- [THE PROBLEM]: Show each line that has the string "object" in it.

- [RECORDS PROVIDED]:

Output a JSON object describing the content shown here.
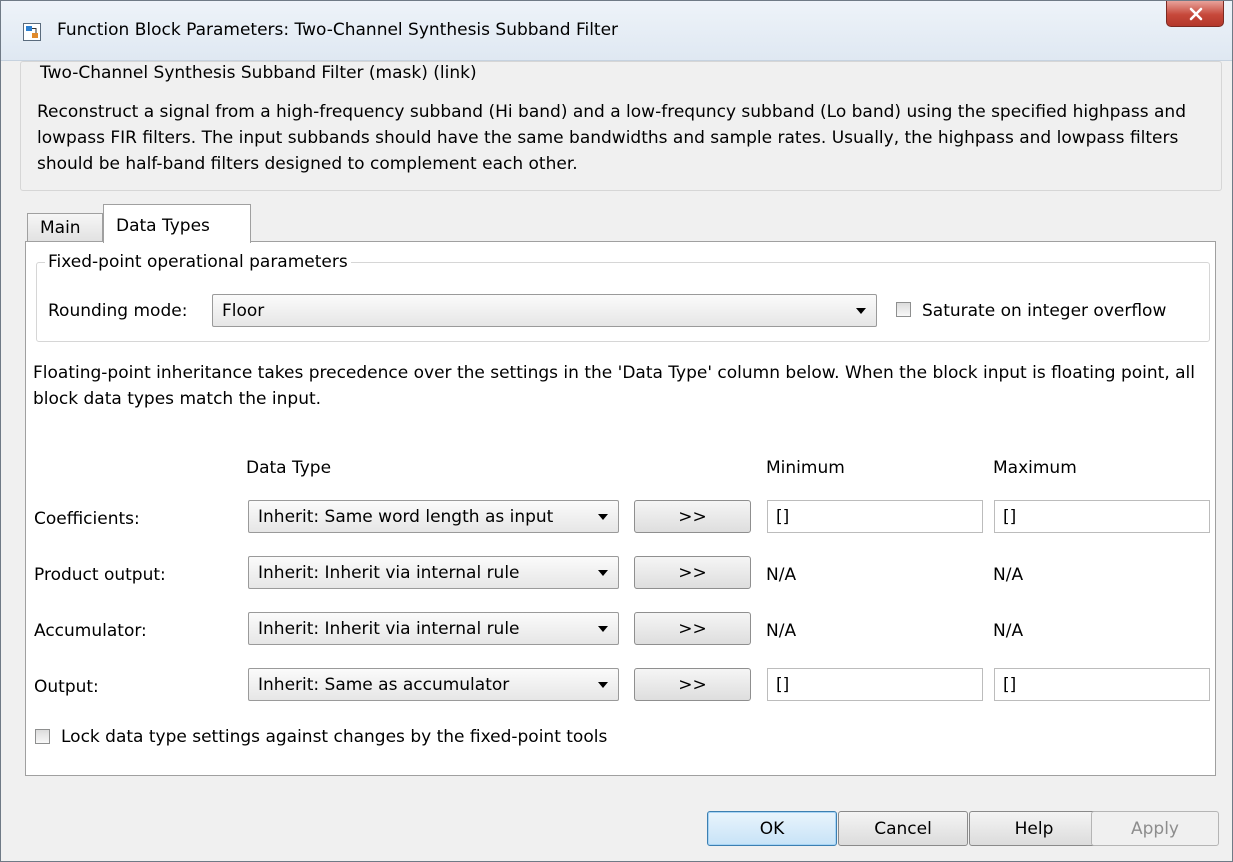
...
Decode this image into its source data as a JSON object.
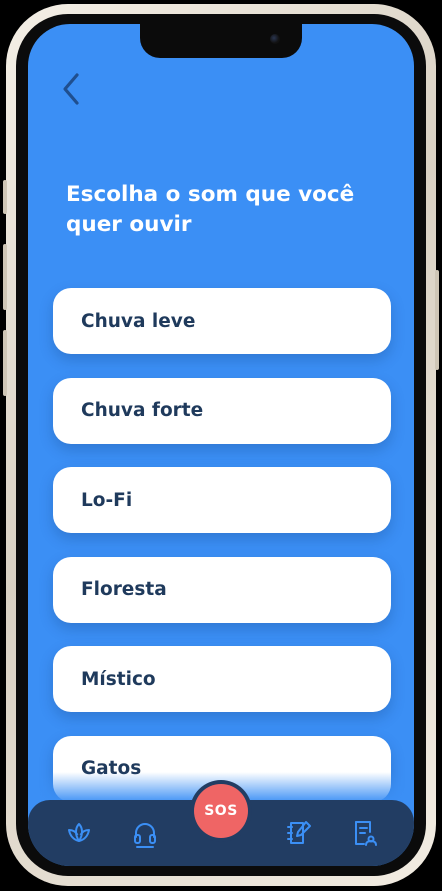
...
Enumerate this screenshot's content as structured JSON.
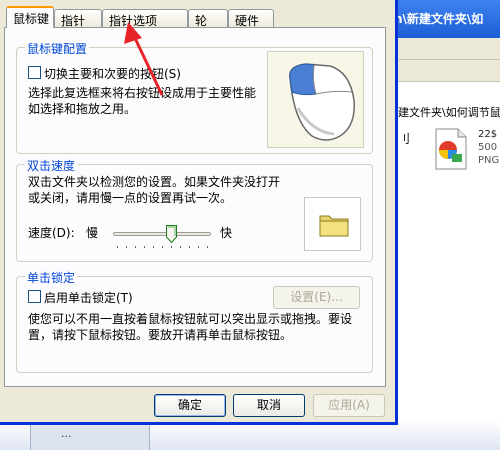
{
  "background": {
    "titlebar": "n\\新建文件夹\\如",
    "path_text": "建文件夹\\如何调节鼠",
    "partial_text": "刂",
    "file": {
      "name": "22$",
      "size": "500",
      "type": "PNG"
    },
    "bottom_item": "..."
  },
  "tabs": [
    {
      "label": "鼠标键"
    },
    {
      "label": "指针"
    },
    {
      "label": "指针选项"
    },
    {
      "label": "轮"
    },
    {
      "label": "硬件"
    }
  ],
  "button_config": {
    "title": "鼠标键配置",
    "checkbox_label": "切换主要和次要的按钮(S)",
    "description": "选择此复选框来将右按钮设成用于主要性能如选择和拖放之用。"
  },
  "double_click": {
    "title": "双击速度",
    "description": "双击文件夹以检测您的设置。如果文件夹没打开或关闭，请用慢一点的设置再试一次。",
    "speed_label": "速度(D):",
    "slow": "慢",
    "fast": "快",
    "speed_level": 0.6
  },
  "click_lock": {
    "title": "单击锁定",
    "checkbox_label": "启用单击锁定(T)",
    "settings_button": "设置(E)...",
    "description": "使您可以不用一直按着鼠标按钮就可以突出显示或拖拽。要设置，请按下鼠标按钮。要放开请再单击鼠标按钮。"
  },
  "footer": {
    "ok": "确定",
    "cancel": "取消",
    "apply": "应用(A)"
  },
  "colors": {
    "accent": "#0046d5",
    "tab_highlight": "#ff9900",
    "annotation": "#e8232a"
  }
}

- [FULL SOLUTION]:
Output a JSON object describing the content shown here.
Decode this image into its source data as a JSON object.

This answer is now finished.